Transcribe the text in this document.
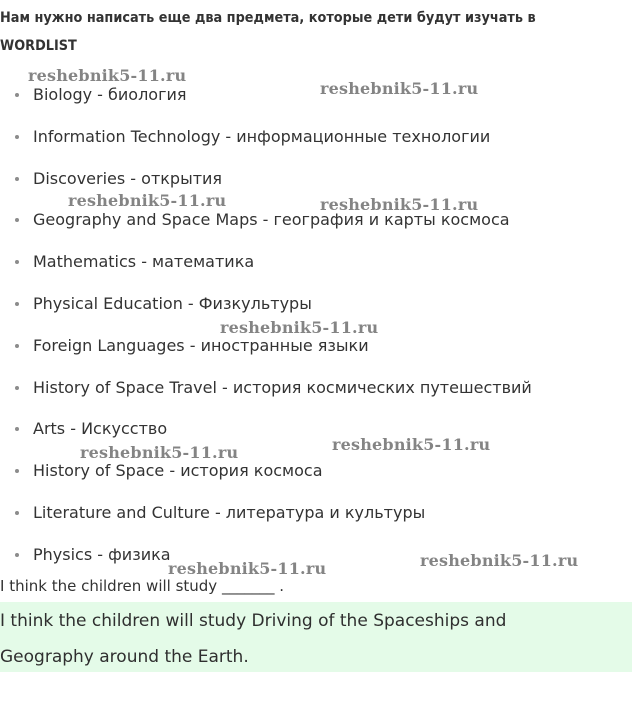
Нам нужно написать еще два предмета, которые дети будут изучать в
WORDLIST
Biology - биология
Information Technology - информационные технологии
Discoveries - открытия
Geography and Space Maps - география и карты космоса
Mathematics - математика
Physical Education - Физкультуры
Foreign Languages - иностранные языки
History of Space Travel - история космических путешествий
Arts - Искусство
History of Space - история космоса
Literature and Culture - литература и культуры
Physics - физика
I think the children will study _______ .
I think the children will study Driving of the Spaceships and Geography around the Earth.
reshebnik5-11.ru
reshebnik5-11.ru
reshebnik5-11.ru	reshebnik5-11.ru
reshebnik5-11.ru
reshebnik5-11.ru	reshebnik5-11.ru
reshebnik5-11.ru	reshebnik5-11.ru
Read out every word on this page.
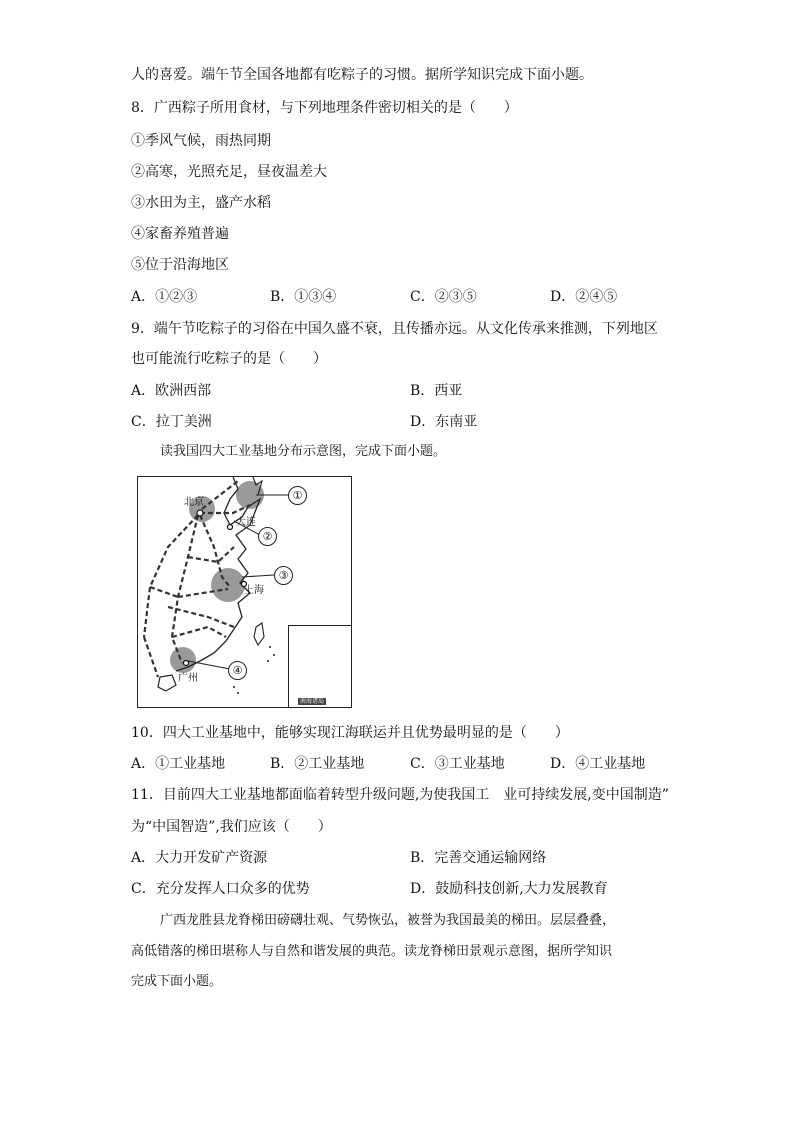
人的喜爱。端午节全国各地都有吃粽子的习惯。据所学知识完成下面小题。
8．广西粽子所用食材，与下列地理条件密切相关的是（　　）
①季风气候，雨热同期
②高寒，光照充足，昼夜温差大
③水田为主，盛产水稻
④家畜养殖普遍
⑤位于沿海地区
A．①②③	B．①③④	C．②③⑤	D．②④⑤
9．端午节吃粽子的习俗在中国久盛不衰，且传播亦远。从文化传承来推测，下列地区
也可能流行吃粽子的是（　　）
A．欧洲西部	B．西亚
C．拉丁美洲	D．东南亚
读我国四大工业基地分布示意图，完成下面小题。
南海诸岛
北京
大连
上海
广州
①
②
③
④
10．四大工业基地中，能够实现江海联运并且优势最明显的是（　　）
A．①工业基地	B．②工业基地	C．③工业基地	D．④工业基地
11．目前四大工业基地都面临着转型升级问题,为使我国工　业可持续发展,变中国制造”
为“中国智造”,我们应该（　　）
A．大力开发矿产资源	B．完善交通运输网络
C．充分发挥人口众多的优势	D．鼓励科技创新,大力发展教育
广西龙胜县龙脊梯田磅礴壮观、气势恢弘，被誉为我国最美的梯田。层层叠叠，
高低错落的梯田堪称人与自然和谐发展的典范。读龙脊梯田景观示意图，据所学知识
完成下面小题。
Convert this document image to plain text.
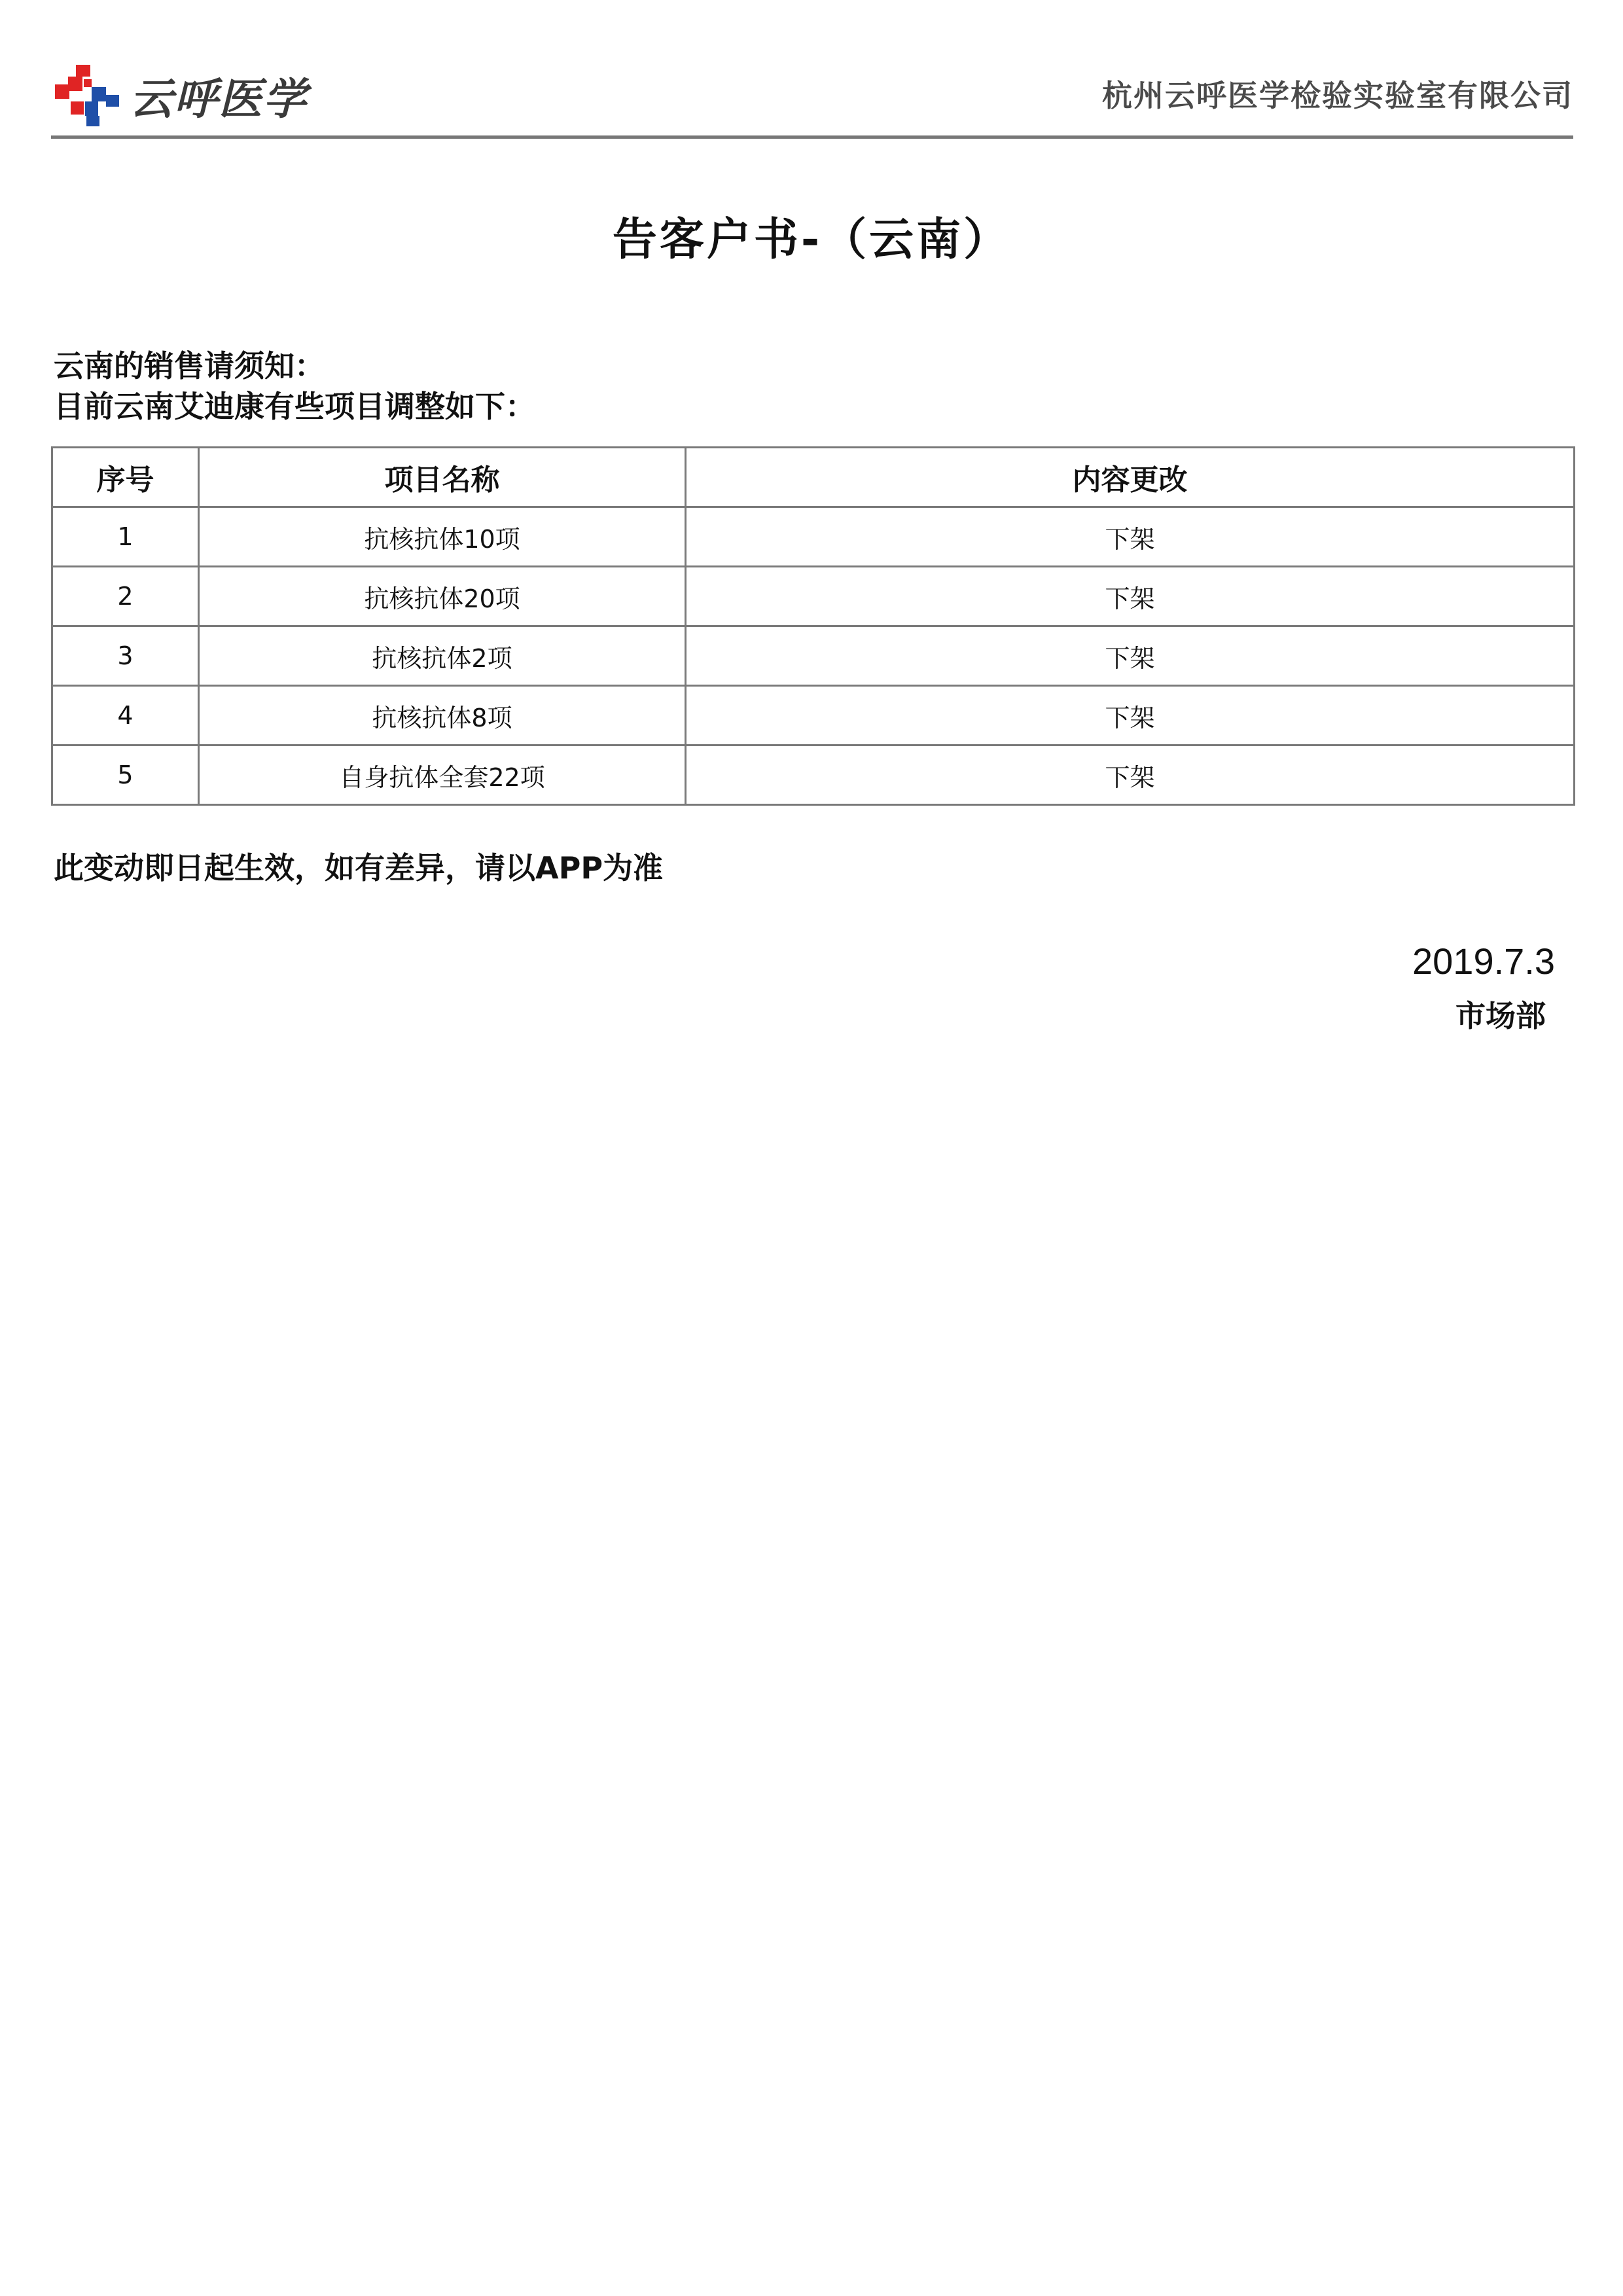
云呼医学	杭州云呼医学检验实验室有限公司
告客户书-（云南）
云南的销售请须知：
目前云南艾迪康有些项目调整如下：
序号	项目名称	内容更改
1	抗核抗体10项	下架
2	抗核抗体20项	下架
3	抗核抗体2项	下架
4	抗核抗体8项	下架
5	自身抗体全套22项	下架
此变动即日起生效，如有差异，请以APP为准
2019.7.3
市场部
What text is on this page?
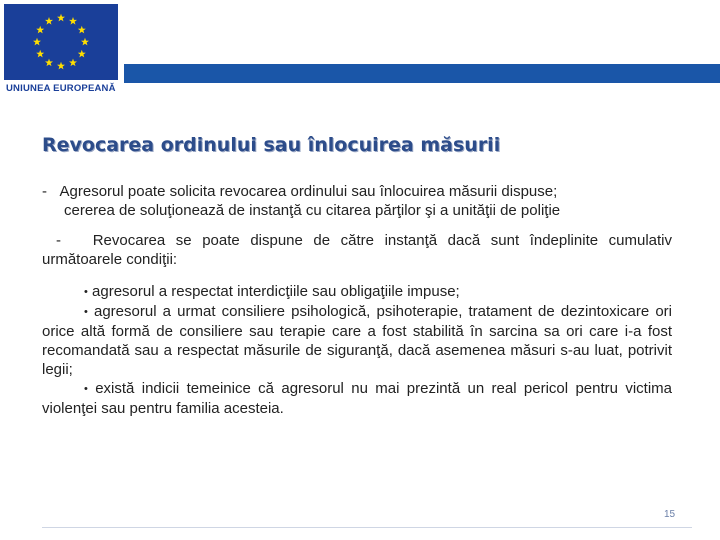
UNIUNEA EUROPEANĂ
Revocarea ordinului sau înlocuirea măsurii
- Agresorul poate solicita revocarea ordinului sau înlocuirea măsurii dispuse;
cererea de soluţionează de instanţă cu citarea părţilor şi a unităţii de poliţie
- Revocarea se poate dispune de către instanţă dacă sunt îndeplinite cumulativ următoarele condiţii:
• agresorul a respectat interdicţiile sau obligaţiile impuse;
• agresorul a urmat consiliere psihologică, psihoterapie, tratament de dezintoxicare ori orice altă formă de consiliere sau terapie care a fost stabilită în sarcina sa ori care i-a fost recomandată sau a respectat măsurile de siguranţă, dacă asemenea măsuri s-au luat, potrivit legii;
• există indicii temeinice că agresorul nu mai prezintă un real pericol pentru victima violenţei sau pentru familia acesteia.
15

________

• _TASK PROMPT_: Look over the material above and show each line where "document" appears.

• _SOLVED EXERCISE_:
Transcribe the text in this document.
Convert this document image to plain text.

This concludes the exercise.